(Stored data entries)
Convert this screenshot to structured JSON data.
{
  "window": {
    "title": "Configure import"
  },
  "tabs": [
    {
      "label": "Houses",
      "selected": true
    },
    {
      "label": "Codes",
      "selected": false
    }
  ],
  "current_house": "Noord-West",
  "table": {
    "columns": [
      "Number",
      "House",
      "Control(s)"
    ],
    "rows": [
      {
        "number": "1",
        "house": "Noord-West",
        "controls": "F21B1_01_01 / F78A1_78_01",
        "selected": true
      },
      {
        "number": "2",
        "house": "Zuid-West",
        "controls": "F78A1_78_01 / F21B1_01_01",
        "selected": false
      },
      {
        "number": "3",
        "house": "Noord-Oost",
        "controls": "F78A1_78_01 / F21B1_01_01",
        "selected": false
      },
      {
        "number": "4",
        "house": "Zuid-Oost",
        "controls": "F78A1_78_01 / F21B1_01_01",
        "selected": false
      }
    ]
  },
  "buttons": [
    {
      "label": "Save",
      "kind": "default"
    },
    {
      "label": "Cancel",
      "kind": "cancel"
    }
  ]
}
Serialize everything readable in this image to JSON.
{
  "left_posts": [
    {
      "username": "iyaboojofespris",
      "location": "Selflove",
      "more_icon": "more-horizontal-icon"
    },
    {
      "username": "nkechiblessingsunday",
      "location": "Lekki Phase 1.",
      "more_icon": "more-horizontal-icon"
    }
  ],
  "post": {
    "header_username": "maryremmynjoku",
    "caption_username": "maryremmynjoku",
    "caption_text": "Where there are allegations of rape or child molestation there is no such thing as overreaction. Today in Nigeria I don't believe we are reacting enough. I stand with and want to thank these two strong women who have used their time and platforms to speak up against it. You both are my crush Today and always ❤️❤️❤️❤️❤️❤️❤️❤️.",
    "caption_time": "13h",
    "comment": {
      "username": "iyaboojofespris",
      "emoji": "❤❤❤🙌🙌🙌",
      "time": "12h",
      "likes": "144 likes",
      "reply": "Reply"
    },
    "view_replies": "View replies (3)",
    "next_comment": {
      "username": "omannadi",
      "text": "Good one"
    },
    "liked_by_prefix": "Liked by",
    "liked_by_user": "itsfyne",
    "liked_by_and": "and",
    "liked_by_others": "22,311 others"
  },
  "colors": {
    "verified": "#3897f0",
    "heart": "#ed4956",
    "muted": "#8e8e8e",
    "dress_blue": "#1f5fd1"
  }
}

__SET PROBLEM__: Return a copy of every line that includes the word "Noord".

__THE REPLY__:
  "current_house": "Noord-West",
        "house": "Noord-West",
        "house": "Noord-Oost",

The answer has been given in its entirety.